Extrait source =>
________________________

L'alpiniste italien Reinhold Messner qui s'est fait connaître en 1975 en publiant "Le 7e degré" atteint le sommet de l'Everest seul et sans oxygène.
Un émule de R. Messner, Christophe Profit dégage un peu plus de trois heures dans son emploi du temps pour gravir en solo intégral la Directe Américaine aux Drus.
Reinhold Messner, toujours lui, est le premier à avoir gravi les quatorze sommets de plus de 8000 m.
La vitesse gagne la glace - au cours d'un enchaînement de dix faces nord dans les Alpes, Jean-Christophe Lafaille avale le Linceul en deux heures.
Le Linceul est presque entièrement descendu en surf et à ski par Sam Beaugey et Jérôme Ruby.
Patrick Berhault mène à bien sa traversée au long cours des Alpes, de la Slovénie à Nice en gravissant les principaux sommets.

________________________

Enregistrements =>
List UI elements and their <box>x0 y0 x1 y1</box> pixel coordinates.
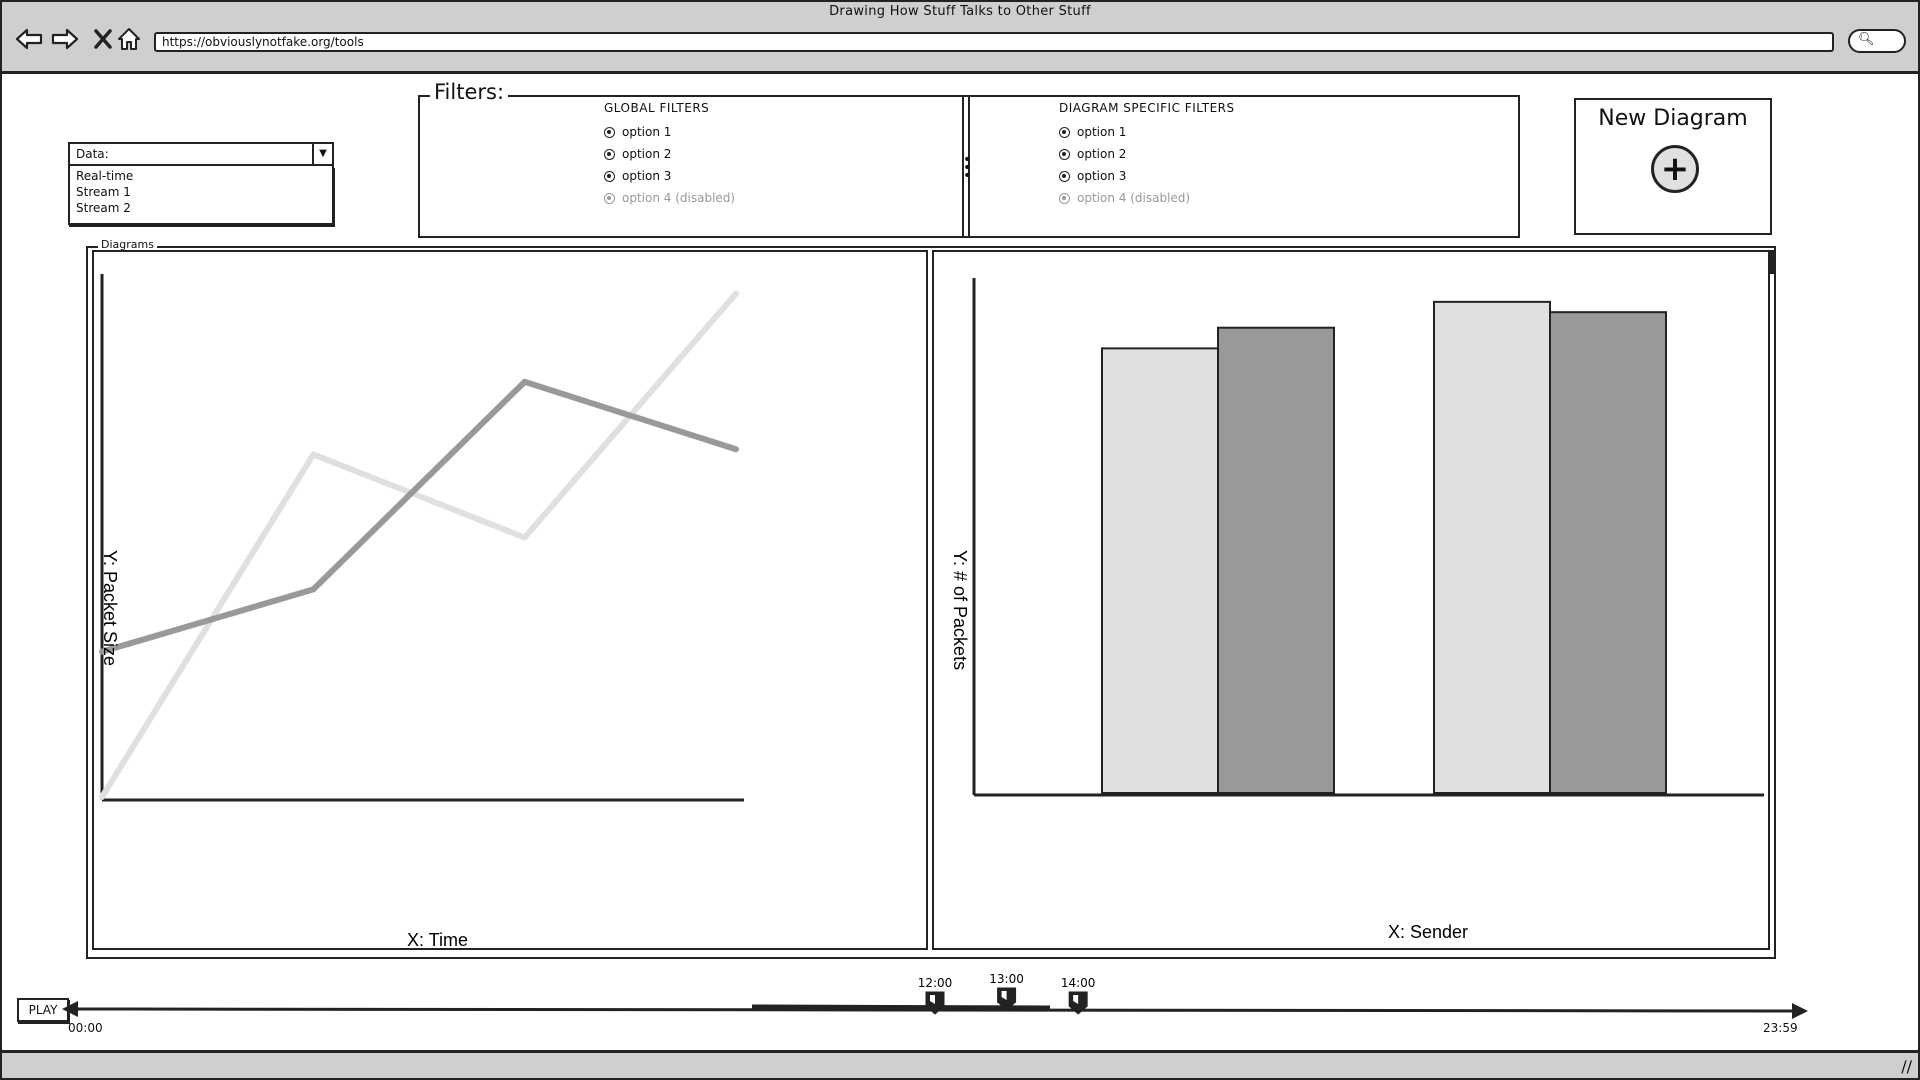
url-input[interactable]: https://obviouslynotfake.org/tools <box>154 32 1834 52</box>
browser-search-button[interactable]: 🔍︎ <box>1848 29 1906 53</box>
diagrams-title: Diagrams <box>98 238 157 251</box>
bar-g1-s1 <box>1101 347 1219 794</box>
forward-button[interactable] <box>48 22 82 56</box>
timeline-start-label: 00:00 <box>68 1021 103 1035</box>
splitter-grip-icon: • • • <box>963 152 972 184</box>
radio-selected-icon <box>1059 170 1070 182</box>
specific-option-2[interactable]: option 2 <box>1059 143 1459 165</box>
back-arrow-icon <box>15 28 43 50</box>
radio-selected-icon <box>604 126 615 138</box>
radio-selected-icon <box>1059 148 1070 160</box>
filters-title: Filters: <box>430 80 509 104</box>
marker-highlight <box>1001 991 1007 1000</box>
radio-selected-icon <box>604 170 615 182</box>
specific-option-3[interactable]: option 3 <box>1059 165 1459 187</box>
global-option-3[interactable]: option 3 <box>604 165 934 187</box>
timeline-end-label: 23:59 <box>1763 1021 1798 1035</box>
plus-icon[interactable]: + <box>1651 145 1699 193</box>
timeline-start-arrow-icon <box>62 1001 78 1017</box>
new-diagram-label: New Diagram <box>1598 106 1748 131</box>
radio-selected-icon <box>1059 126 1070 138</box>
bar-g1-s2 <box>1217 326 1335 794</box>
line-series-2 <box>99 378 739 655</box>
line-chart-ylabel: Y: Packet Size <box>100 550 120 666</box>
home-button[interactable] <box>112 22 146 56</box>
stop-button[interactable] <box>86 22 120 56</box>
timeline-marker-label: 12:00 <box>918 976 953 990</box>
timeline-marker-1200[interactable]: 12:00 <box>918 976 953 1015</box>
marker-highlight <box>930 995 935 1004</box>
global-filters-group: GLOBAL FILTERS option 1 option 2 option … <box>604 101 934 209</box>
bar-chart-xlabel: X: Sender <box>1388 922 1468 942</box>
diagrams-scrollbar[interactable] <box>1770 250 1776 274</box>
timeline-slider[interactable]: 12:00 13:00 14:00 <box>60 962 1810 1022</box>
marker-highlight <box>1073 995 1079 1004</box>
bar-g2-s1 <box>1433 300 1551 794</box>
window-title: Drawing How Stuff Talks to Other Stuff <box>829 4 1091 19</box>
global-option-2[interactable]: option 2 <box>604 143 934 165</box>
data-select-label: Data: <box>76 147 109 161</box>
chevron-down-icon[interactable]: ▼ <box>312 142 334 166</box>
data-option-stream-1[interactable]: Stream 1 <box>76 185 131 199</box>
bar-chart-ylabel: Y: # of Packets <box>950 550 970 670</box>
line-series-1 <box>99 290 739 800</box>
filters-splitter[interactable] <box>962 95 970 238</box>
radio-selected-icon <box>604 148 615 160</box>
specific-filters-group: DIAGRAM SPECIFIC FILTERS option 1 option… <box>1059 101 1459 209</box>
diagrams-panel <box>86 246 1776 959</box>
line-chart-xlabel: X: Time <box>407 930 468 948</box>
timeline-marker-label: 13:00 <box>989 972 1024 986</box>
bar-chart-panel: X: Sender Y: # of Packets <box>932 250 1770 950</box>
specific-option-1[interactable]: option 1 <box>1059 121 1459 143</box>
forward-arrow-icon <box>51 28 79 50</box>
data-option-stream-2[interactable]: Stream 2 <box>76 201 131 215</box>
data-select-options: Real-time Stream 1 Stream 2 <box>68 166 334 225</box>
global-option-1[interactable]: option 1 <box>604 121 934 143</box>
bar-g2-s2 <box>1549 311 1667 794</box>
radio-selected-icon <box>1059 192 1070 204</box>
timeline-marker-label: 14:00 <box>1061 976 1096 990</box>
global-filters-title: GLOBAL FILTERS <box>604 101 710 115</box>
page-frame <box>0 72 1920 1052</box>
home-icon <box>118 28 140 50</box>
radio-selected-icon <box>604 192 615 204</box>
new-diagram-button[interactable]: New Diagram + <box>1574 98 1772 235</box>
close-icon <box>94 29 112 49</box>
line-chart: X: Time Y: Packet Size <box>99 274 744 948</box>
resize-grip-icon[interactable]: ∕∕ <box>1901 1057 1912 1076</box>
status-bar: ∕∕ <box>0 1050 1920 1080</box>
search-icon: 🔍︎ <box>1858 32 1875 47</box>
line-chart-panel: X: Time Y: Packet Size <box>92 250 928 950</box>
data-select[interactable]: Data: ▼ <box>68 142 334 166</box>
global-option-4: option 4 (disabled) <box>604 187 934 209</box>
data-option-realtime[interactable]: Real-time <box>76 169 134 183</box>
bar-chart: X: Sender Y: # of Packets <box>950 278 1764 942</box>
timeline-end-arrow-icon <box>1792 1003 1808 1019</box>
back-button[interactable] <box>12 22 46 56</box>
specific-option-4: option 4 (disabled) <box>1059 187 1459 209</box>
timeline-marker-1300[interactable]: 13:00 <box>989 972 1024 1011</box>
timeline-marker-1400[interactable]: 14:00 <box>1061 976 1096 1015</box>
specific-filters-title: DIAGRAM SPECIFIC FILTERS <box>1059 101 1235 115</box>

________________________

Consigne => Reproduire à l'identique le passage de l'extrait sur les exploits d'alpinistes qui s'ouvre sur les mots contenant « Reinhold Messner, toujours » et se clôt sur « les principaux sommets. ».

Réponse rédigée =>
Reinhold Messner, toujours lui, est le premier à avoir gravi les quatorze sommets de plus de 8000 m.
La vitesse gagne la glace - au cours d'un enchaînement de dix faces nord dans les Alpes, Jean-Christophe Lafaille avale le Linceul en deux heures.
Le Linceul est presque entièrement descendu en surf et à ski par Sam Beaugey et Jérôme Ruby.
Patrick Berhault mène à bien sa traversée au long cours des Alpes, de la Slovénie à Nice en gravissant les principaux sommets.